Rows from a dataset
┌────────

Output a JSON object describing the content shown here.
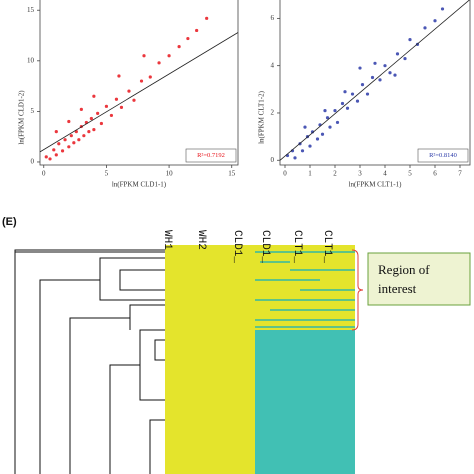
{
  "chart_data": [
    {
      "type": "scatter",
      "color": "#e8141b",
      "x_label": "ln(FPKM CLD1-1)",
      "y_label": "ln(FPKM CLD1-2)",
      "annotation": "R²=0.7192",
      "xlim": [
        -0.3,
        15.5
      ],
      "ylim": [
        -0.3,
        17
      ],
      "xticks": [
        0,
        5,
        10,
        15
      ],
      "yticks": [
        0,
        5,
        10,
        15
      ],
      "x": [
        0.2,
        0.5,
        0.8,
        1,
        1.2,
        1.5,
        1.7,
        2,
        2.2,
        2.4,
        2.6,
        2.8,
        3,
        3.2,
        3.4,
        3.6,
        3.8,
        4,
        4.3,
        4.6,
        5,
        5.4,
        5.8,
        6.2,
        6.8,
        7.2,
        7.8,
        8.5,
        9.2,
        10,
        10.8,
        11.5,
        12.2,
        13,
        6,
        8,
        4,
        3,
        2,
        1
      ],
      "values": [
        0.5,
        0.3,
        1.2,
        0.7,
        1.8,
        1.1,
        2.2,
        1.5,
        2.6,
        1.9,
        3,
        2.2,
        3.5,
        2.6,
        3.9,
        3,
        4.3,
        3.2,
        4.8,
        3.8,
        5.5,
        4.6,
        6.2,
        5.4,
        7,
        6.1,
        8,
        8.4,
        9.8,
        10.5,
        11.4,
        12.2,
        13,
        14.2,
        8.5,
        10.5,
        6.5,
        5.2,
        4,
        3
      ],
      "fit_line": {
        "x": [
          -0.3,
          15.5
        ],
        "y": [
          1,
          12.8
        ]
      }
    },
    {
      "type": "scatter",
      "color": "#2b3aa8",
      "x_label": "ln(FPKM CLT1-1)",
      "y_label": "ln(FPKM CLT1-2)",
      "annotation": "R²=0.8140",
      "xlim": [
        -0.2,
        7.4
      ],
      "ylim": [
        -0.2,
        7.2
      ],
      "xticks": [
        0,
        1,
        2,
        3,
        4,
        5,
        6,
        7
      ],
      "yticks": [
        0,
        2,
        4,
        6
      ],
      "x": [
        0.1,
        0.3,
        0.4,
        0.6,
        0.7,
        0.9,
        1,
        1.1,
        1.3,
        1.4,
        1.5,
        1.7,
        1.8,
        2,
        2.1,
        2.3,
        2.5,
        2.7,
        2.9,
        3.1,
        3.3,
        3.5,
        3.8,
        4,
        4.2,
        4.5,
        4.8,
        5,
        5.3,
        5.6,
        6,
        6.3,
        3,
        3.6,
        2.4,
        1.6,
        0.8,
        4.4
      ],
      "values": [
        0.2,
        0.4,
        0.1,
        0.7,
        0.4,
        1,
        0.6,
        1.2,
        0.9,
        1.5,
        1.1,
        1.8,
        1.4,
        2.1,
        1.6,
        2.4,
        2.2,
        2.8,
        2.5,
        3.2,
        2.8,
        3.5,
        3.4,
        4,
        3.7,
        4.5,
        4.3,
        5.1,
        4.9,
        5.6,
        5.9,
        6.4,
        3.9,
        4.1,
        2.9,
        2.1,
        1.4,
        3.6
      ],
      "fit_line": {
        "x": [
          -0.2,
          7.4
        ],
        "y": [
          0,
          6.8
        ]
      }
    }
  ],
  "heatmap": {
    "label": "(E)",
    "columns": [
      "WH1",
      "WH2",
      "CLD1_",
      "CLD1_",
      "CLT1_",
      "CLT1_"
    ],
    "annotation": [
      "Region of",
      "interest"
    ]
  }
}
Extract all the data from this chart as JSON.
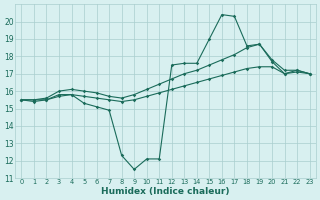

└────────

Using the listing above, pull out all lines that hold the word "FPKM".

      "x_label": "ln(FPKM CLD1-1)",
      "y_label": "ln(FPKM CLD1-2)",
      "x_label": "ln(FPKM CLT1-1)",
      "y_label": "ln(FPKM CLT1-2)",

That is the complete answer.